What this task involves ▸ Go through the entries below and copy each line containing the word "marker".

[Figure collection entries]
☆ ☆ ☆

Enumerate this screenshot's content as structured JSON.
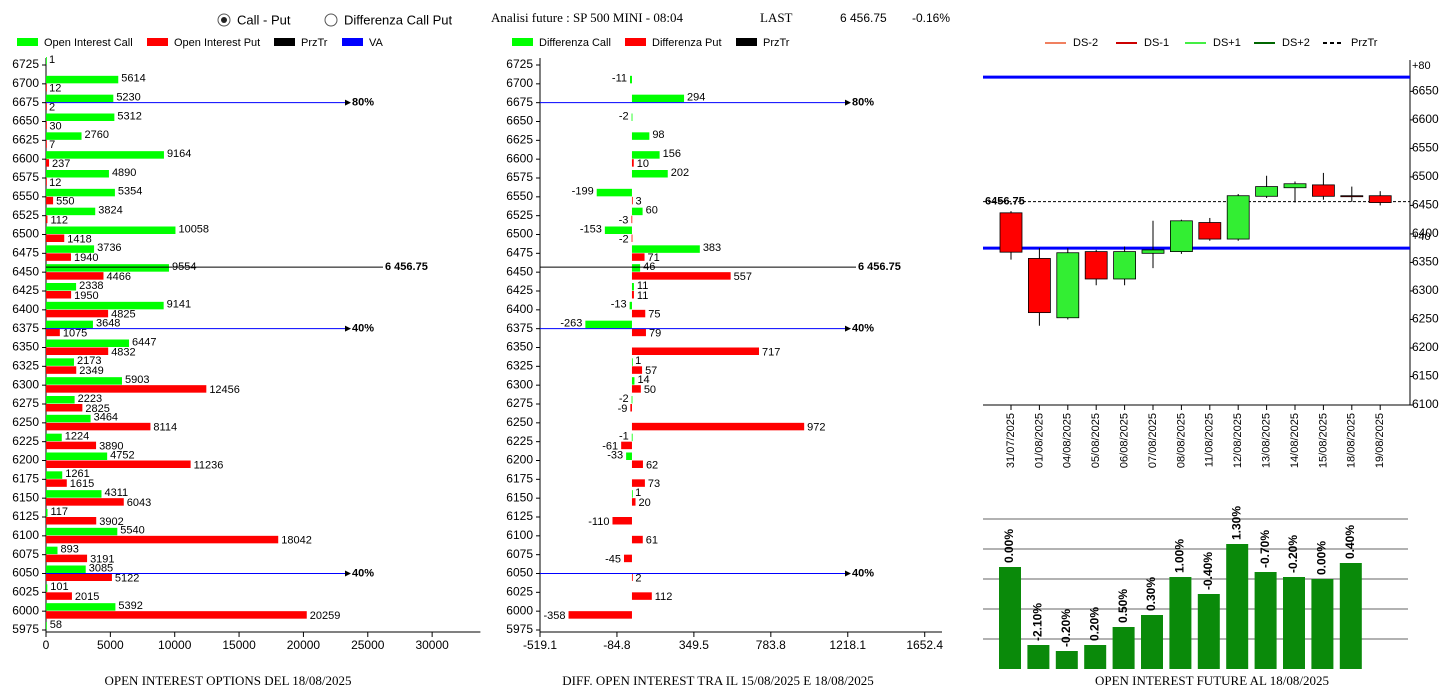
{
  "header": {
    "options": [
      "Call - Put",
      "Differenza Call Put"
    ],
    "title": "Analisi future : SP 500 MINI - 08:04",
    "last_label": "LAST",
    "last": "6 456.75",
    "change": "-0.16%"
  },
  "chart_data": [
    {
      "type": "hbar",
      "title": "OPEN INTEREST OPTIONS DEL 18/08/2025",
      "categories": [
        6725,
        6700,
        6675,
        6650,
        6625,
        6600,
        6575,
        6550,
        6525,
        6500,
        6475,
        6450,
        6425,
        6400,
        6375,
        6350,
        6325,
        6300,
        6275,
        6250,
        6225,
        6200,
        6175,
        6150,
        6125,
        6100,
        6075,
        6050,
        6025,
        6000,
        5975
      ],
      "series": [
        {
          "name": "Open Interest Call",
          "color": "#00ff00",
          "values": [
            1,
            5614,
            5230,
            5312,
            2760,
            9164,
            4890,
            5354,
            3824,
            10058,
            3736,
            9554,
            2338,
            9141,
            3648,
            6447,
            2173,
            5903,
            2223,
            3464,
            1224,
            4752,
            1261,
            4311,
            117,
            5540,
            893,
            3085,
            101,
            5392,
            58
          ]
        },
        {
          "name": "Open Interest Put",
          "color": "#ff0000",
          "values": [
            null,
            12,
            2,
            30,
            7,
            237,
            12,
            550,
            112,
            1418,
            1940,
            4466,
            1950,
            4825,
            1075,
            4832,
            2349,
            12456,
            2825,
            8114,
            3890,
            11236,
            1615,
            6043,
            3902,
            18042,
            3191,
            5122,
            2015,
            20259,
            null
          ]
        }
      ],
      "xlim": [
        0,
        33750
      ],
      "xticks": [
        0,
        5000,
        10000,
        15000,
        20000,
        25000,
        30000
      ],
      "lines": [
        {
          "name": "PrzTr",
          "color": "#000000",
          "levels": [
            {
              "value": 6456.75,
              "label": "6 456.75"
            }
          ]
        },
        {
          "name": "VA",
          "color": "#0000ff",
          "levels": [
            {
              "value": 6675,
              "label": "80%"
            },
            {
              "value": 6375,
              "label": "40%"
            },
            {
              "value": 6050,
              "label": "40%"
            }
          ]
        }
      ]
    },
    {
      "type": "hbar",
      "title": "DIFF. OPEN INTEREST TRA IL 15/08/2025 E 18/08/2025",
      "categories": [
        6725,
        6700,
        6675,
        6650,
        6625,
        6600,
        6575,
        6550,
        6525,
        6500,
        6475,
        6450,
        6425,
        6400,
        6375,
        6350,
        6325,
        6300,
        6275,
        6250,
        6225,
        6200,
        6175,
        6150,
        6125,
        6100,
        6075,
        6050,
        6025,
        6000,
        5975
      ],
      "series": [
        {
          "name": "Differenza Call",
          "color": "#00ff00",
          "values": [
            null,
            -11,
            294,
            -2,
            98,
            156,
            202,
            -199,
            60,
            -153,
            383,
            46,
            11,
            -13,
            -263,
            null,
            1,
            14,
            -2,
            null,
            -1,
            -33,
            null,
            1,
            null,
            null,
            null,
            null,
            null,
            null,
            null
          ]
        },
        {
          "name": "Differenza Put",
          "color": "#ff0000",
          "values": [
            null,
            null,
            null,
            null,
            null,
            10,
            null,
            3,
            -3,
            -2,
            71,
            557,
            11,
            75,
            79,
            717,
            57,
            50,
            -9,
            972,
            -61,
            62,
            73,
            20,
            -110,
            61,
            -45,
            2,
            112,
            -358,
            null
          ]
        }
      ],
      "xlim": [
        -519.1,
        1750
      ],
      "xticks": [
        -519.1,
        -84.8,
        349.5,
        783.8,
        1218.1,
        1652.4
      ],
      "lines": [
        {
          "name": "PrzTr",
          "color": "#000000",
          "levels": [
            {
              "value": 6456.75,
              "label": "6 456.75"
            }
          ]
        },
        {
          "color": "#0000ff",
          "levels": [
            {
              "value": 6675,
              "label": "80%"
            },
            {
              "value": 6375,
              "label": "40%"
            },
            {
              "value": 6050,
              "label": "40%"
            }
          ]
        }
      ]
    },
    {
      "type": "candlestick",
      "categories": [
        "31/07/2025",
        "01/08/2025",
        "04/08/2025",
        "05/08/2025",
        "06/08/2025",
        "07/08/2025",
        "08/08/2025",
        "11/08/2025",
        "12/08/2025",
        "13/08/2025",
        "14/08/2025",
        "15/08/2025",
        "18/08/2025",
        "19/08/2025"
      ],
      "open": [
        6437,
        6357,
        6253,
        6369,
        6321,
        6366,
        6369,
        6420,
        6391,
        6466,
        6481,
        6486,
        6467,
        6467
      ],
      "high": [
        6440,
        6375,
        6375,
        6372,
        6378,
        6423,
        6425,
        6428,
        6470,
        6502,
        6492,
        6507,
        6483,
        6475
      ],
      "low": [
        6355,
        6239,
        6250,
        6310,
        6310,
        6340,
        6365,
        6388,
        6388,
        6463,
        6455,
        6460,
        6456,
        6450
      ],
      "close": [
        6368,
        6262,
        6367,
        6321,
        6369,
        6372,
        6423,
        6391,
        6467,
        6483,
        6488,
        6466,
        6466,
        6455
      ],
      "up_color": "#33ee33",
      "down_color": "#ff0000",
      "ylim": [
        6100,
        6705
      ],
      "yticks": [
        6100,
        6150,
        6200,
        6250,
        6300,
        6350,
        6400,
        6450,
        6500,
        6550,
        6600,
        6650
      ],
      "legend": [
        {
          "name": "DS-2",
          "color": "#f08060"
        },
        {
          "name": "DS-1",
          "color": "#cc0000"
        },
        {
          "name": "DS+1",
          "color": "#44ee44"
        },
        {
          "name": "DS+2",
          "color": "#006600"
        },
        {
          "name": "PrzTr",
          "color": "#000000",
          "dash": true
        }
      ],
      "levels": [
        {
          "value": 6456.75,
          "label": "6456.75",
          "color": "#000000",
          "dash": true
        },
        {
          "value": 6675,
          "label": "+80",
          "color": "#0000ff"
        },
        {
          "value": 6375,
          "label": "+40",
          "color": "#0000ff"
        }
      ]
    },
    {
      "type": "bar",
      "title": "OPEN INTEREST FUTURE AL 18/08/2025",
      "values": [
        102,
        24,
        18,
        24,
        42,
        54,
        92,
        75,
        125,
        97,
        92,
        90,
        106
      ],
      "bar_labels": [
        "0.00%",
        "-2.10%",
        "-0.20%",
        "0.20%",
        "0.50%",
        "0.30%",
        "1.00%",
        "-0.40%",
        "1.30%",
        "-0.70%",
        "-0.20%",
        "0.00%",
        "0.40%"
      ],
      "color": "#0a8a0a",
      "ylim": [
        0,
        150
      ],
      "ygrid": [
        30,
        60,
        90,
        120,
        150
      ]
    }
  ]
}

☆ ☆ ☆

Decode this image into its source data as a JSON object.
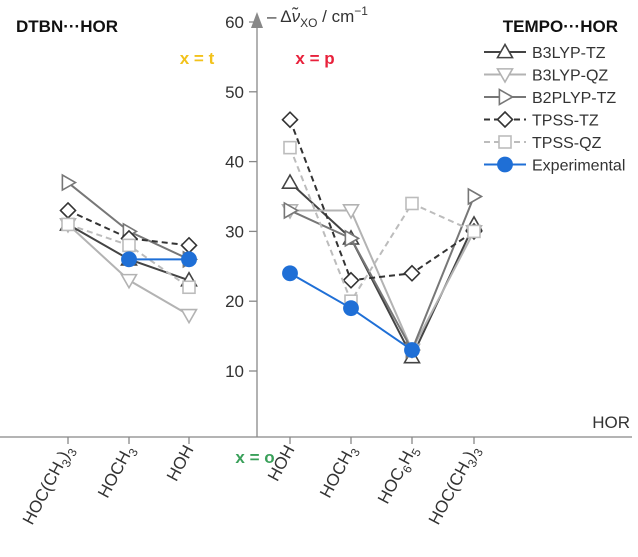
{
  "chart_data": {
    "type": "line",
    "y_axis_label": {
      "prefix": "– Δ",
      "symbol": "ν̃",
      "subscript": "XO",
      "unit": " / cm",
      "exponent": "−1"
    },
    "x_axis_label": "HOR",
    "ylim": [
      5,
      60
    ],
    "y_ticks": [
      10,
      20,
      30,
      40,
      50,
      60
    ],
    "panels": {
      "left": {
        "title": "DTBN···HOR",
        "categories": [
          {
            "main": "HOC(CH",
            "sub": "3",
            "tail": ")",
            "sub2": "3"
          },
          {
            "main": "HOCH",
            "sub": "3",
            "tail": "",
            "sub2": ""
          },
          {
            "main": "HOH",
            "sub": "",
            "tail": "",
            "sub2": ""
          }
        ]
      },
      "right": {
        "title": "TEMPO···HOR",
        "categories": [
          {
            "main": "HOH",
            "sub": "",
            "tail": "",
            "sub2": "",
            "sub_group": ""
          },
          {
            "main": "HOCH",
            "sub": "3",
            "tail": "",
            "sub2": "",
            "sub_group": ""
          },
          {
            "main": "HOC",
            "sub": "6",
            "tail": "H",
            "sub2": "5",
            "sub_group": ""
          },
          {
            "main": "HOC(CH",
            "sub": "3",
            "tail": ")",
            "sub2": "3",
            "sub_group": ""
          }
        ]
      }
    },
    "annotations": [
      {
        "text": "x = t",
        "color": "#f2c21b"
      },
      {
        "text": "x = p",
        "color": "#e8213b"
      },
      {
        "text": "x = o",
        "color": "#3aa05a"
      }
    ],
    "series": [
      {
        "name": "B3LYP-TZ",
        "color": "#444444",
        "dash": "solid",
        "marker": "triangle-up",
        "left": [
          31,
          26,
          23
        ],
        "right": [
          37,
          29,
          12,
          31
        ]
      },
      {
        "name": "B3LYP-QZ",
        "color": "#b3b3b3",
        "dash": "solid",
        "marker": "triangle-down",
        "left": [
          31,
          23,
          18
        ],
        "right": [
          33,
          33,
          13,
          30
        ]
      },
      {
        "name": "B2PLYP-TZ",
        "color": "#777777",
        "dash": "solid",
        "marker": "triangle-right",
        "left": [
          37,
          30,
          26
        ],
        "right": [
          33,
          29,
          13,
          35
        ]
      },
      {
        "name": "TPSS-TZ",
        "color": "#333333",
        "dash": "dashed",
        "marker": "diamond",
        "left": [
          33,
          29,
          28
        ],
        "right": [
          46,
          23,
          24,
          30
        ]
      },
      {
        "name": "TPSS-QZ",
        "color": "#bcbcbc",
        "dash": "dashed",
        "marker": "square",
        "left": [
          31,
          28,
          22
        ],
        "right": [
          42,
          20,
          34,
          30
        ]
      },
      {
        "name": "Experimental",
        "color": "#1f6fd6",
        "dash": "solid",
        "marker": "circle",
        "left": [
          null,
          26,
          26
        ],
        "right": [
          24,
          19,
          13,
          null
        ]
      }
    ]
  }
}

☆ ☆ ☆

Response ▸
        "marker": "triangle-up",
        "marker": "triangle-down",
        "marker": "triangle-right",
        "marker": "diamond",
        "marker": "square",
        "marker": "circle",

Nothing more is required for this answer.